**Data for processing**:
══════════════════════════════
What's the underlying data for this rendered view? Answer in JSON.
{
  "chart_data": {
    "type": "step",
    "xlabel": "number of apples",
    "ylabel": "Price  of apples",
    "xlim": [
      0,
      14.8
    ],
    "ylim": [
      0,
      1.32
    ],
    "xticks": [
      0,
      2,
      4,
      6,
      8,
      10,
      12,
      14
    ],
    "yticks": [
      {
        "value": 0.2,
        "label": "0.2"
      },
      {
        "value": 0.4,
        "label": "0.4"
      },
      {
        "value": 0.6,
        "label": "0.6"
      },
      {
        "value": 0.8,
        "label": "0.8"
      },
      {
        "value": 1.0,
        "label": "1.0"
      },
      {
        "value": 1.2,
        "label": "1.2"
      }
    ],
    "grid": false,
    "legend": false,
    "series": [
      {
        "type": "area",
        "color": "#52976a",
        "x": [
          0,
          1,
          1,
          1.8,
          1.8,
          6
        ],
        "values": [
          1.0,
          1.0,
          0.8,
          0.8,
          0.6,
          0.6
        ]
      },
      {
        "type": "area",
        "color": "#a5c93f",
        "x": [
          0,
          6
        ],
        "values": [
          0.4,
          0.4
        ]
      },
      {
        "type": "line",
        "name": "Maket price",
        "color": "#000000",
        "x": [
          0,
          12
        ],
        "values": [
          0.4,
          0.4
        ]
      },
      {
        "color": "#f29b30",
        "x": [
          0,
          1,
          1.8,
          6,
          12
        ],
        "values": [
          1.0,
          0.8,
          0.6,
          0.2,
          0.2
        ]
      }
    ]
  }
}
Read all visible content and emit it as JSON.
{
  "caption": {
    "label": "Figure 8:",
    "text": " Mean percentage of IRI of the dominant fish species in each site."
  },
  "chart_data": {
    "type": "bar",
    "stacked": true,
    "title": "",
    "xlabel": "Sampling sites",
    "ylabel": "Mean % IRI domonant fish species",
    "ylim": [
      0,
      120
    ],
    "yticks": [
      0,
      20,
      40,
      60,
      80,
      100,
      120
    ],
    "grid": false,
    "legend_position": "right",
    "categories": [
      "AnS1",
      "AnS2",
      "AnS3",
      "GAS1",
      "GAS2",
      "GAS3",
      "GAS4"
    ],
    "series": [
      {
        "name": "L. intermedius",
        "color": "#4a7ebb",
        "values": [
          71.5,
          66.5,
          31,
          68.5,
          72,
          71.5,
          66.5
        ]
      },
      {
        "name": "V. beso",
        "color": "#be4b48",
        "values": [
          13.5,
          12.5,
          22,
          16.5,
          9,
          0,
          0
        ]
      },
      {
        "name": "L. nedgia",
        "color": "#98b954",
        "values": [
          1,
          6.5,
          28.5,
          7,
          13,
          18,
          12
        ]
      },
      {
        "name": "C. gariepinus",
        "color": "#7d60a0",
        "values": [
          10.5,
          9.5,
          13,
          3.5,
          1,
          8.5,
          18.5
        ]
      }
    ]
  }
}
══════════════════════════════
**Problem**:
Set all of the entries down again, exactly as they were given.

**Correct response**:
What's the underlying data for this rendered view? Answer in JSON.
{
  "chart_data": {
    "type": "step",
    "xlabel": "number of apples",
    "ylabel": "Price  of apples",
    "xlim": [
      0,
      14.8
    ],
    "ylim": [
      0,
      1.32
    ],
    "xticks": [
      0,
      2,
      4,
      6,
      8,
      10,
      12,
      14
    ],
    "yticks": [
      {
        "value": 0.2,
        "label": "0.2"
      },
      {
        "value": 0.4,
        "label": "0.4"
      },
      {
        "value": 0.6,
        "label": "0.6"
      },
      {
        "value": 0.8,
        "label": "0.8"
      },
      {
        "value": 1.0,
        "label": "1.0"
      },
      {
        "value": 1.2,
        "label": "1.2"
      }
    ],
    "grid": false,
    "legend": false,
    "series": [
      {
        "type": "area",
        "color": "#52976a",
        "x": [
          0,
          1,
          1,
          1.8,
          1.8,
          6
        ],
        "values": [
          1.0,
          1.0,
          0.8,
          0.8,
          0.6,
          0.6
        ]
      },
      {
        "type": "area",
        "color": "#a5c93f",
        "x": [
          0,
          6
        ],
        "values": [
          0.4,
          0.4
        ]
      },
      {
        "type": "line",
        "name": "Maket price",
        "color": "#000000",
        "x": [
          0,
          12
        ],
        "values": [
          0.4,
          0.4
        ]
      },
      {
        "color": "#f29b30",
        "x": [
          0,
          1,
          1.8,
          6,
          12
        ],
        "values": [
          1.0,
          0.8,
          0.6,
          0.2,
          0.2
        ]
      }
    ]
  }
}
Read all visible content and emit it as JSON.
{
  "caption": {
    "label": "Figure 8:",
    "text": " Mean percentage of IRI of the dominant fish species in each site."
  },
  "chart_data": {
    "type": "bar",
    "stacked": true,
    "title": "",
    "xlabel": "Sampling sites",
    "ylabel": "Mean % IRI domonant fish species",
    "ylim": [
      0,
      120
    ],
    "yticks": [
      0,
      20,
      40,
      60,
      80,
      100,
      120
    ],
    "grid": false,
    "legend_position": "right",
    "categories": [
      "AnS1",
      "AnS2",
      "AnS3",
      "GAS1",
      "GAS2",
      "GAS3",
      "GAS4"
    ],
    "series": [
      {
        "name": "L. intermedius",
        "color": "#4a7ebb",
        "values": [
          71.5,
          66.5,
          31,
          68.5,
          72,
          71.5,
          66.5
        ]
      },
      {
        "name": "V. beso",
        "color": "#be4b48",
        "values": [
          13.5,
          12.5,
          22,
          16.5,
          9,
          0,
          0
        ]
      },
      {
        "name": "L. nedgia",
        "color": "#98b954",
        "values": [
          1,
          6.5,
          28.5,
          7,
          13,
          18,
          12
        ]
      },
      {
        "name": "C. gariepinus",
        "color": "#7d60a0",
        "values": [
          10.5,
          9.5,
          13,
          3.5,
          1,
          8.5,
          18.5
        ]
      }
    ]
  }
}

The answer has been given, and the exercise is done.